= SUPPLIED RECORDS =
════
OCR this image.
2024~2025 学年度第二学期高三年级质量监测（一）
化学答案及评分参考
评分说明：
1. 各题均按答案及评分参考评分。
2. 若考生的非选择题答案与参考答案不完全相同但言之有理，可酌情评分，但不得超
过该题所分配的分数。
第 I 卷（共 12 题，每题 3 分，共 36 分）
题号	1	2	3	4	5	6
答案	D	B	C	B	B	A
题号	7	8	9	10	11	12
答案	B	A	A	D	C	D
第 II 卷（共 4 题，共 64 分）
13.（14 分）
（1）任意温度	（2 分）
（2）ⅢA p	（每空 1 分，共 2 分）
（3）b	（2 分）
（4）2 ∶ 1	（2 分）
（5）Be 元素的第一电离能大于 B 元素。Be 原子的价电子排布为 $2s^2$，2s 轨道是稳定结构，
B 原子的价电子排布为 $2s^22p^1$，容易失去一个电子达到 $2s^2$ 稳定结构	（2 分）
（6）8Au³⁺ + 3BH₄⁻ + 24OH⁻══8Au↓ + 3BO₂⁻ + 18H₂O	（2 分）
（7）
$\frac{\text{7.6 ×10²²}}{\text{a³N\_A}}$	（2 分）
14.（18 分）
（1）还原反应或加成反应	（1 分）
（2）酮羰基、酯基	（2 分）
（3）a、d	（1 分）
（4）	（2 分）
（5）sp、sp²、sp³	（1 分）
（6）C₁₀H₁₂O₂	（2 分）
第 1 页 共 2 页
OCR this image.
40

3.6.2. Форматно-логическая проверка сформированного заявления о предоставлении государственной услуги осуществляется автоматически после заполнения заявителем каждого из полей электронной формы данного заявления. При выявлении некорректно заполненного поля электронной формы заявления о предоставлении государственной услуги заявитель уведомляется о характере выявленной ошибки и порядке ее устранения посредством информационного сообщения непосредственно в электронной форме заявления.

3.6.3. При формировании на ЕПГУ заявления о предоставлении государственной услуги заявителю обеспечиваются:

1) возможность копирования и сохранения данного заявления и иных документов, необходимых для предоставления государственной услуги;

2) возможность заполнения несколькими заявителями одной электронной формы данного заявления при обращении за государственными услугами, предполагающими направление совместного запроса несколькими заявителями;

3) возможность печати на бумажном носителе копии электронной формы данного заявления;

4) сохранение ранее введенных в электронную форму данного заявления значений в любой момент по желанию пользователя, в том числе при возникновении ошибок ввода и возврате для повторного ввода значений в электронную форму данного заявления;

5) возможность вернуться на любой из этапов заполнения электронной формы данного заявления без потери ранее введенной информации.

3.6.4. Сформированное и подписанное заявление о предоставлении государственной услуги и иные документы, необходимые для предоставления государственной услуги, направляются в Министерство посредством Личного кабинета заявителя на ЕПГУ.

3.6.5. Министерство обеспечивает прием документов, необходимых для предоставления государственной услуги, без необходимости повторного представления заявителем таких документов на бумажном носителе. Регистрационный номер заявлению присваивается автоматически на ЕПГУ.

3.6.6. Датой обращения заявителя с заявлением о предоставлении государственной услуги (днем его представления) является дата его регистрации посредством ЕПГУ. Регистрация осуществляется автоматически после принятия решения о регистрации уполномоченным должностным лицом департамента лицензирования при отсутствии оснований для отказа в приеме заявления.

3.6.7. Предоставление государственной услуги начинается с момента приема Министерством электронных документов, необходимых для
════
Copy out every line of the data above, exactly as given.

OCR this image.
2024~2025 学年度第二学期高三年级质量监测（一）
化学答案及评分参考
评分说明：
1. 各题均按答案及评分参考评分。
2. 若考生的非选择题答案与参考答案不完全相同但言之有理，可酌情评分，但不得超
过该题所分配的分数。
第 I 卷（共 12 题，每题 3 分，共 36 分）
题号	1	2	3	4	5	6
答案	D	B	C	B	B	A
题号	7	8	9	10	11	12
答案	B	A	A	D	C	D
第 II 卷（共 4 题，共 64 分）
13.（14 分）
（1）任意温度	（2 分）
（2）ⅢA p	（每空 1 分，共 2 分）
（3）b	（2 分）
（4）2 ∶ 1	（2 分）
（5）Be 元素的第一电离能大于 B 元素。Be 原子的价电子排布为 $2s^2$，2s 轨道是稳定结构，
B 原子的价电子排布为 $2s^22p^1$，容易失去一个电子达到 $2s^2$ 稳定结构	（2 分）
（6）8Au³⁺ + 3BH₄⁻ + 24OH⁻══8Au↓ + 3BO₂⁻ + 18H₂O	（2 分）
（7）
$\frac{\text{7.6 ×10²²}}{\text{a³N\_A}}$	（2 分）
14.（18 分）
（1）还原反应或加成反应	（1 分）
（2）酮羰基、酯基	（2 分）
（3）a、d	（1 分）
（4）	（2 分）
（5）sp、sp²、sp³	（1 分）
（6）C₁₀H₁₂O₂	（2 分）
第 1 页 共 2 页
OCR this image.
40

3.6.2. Форматно-логическая проверка сформированного заявления о предоставлении государственной услуги осуществляется автоматически после заполнения заявителем каждого из полей электронной формы данного заявления. При выявлении некорректно заполненного поля электронной формы заявления о предоставлении государственной услуги заявитель уведомляется о характере выявленной ошибки и порядке ее устранения посредством информационного сообщения непосредственно в электронной форме заявления.

3.6.3. При формировании на ЕПГУ заявления о предоставлении государственной услуги заявителю обеспечиваются:

1) возможность копирования и сохранения данного заявления и иных документов, необходимых для предоставления государственной услуги;

2) возможность заполнения несколькими заявителями одной электронной формы данного заявления при обращении за государственными услугами, предполагающими направление совместного запроса несколькими заявителями;

3) возможность печати на бумажном носителе копии электронной формы данного заявления;

4) сохранение ранее введенных в электронную форму данного заявления значений в любой момент по желанию пользователя, в том числе при возникновении ошибок ввода и возврате для повторного ввода значений в электронную форму данного заявления;

5) возможность вернуться на любой из этапов заполнения электронной формы данного заявления без потери ранее введенной информации.

3.6.4. Сформированное и подписанное заявление о предоставлении государственной услуги и иные документы, необходимые для предоставления государственной услуги, направляются в Министерство посредством Личного кабинета заявителя на ЕПГУ.

3.6.5. Министерство обеспечивает прием документов, необходимых для предоставления государственной услуги, без необходимости повторного представления заявителем таких документов на бумажном носителе. Регистрационный номер заявлению присваивается автоматически на ЕПГУ.

3.6.6. Датой обращения заявителя с заявлением о предоставлении государственной услуги (днем его представления) является дата его регистрации посредством ЕПГУ. Регистрация осуществляется автоматически после принятия решения о регистрации уполномоченным должностным лицом департамента лицензирования при отсутствии оснований для отказа в приеме заявления.

3.6.7. Предоставление государственной услуги начинается с момента приема Министерством электронных документов, необходимых для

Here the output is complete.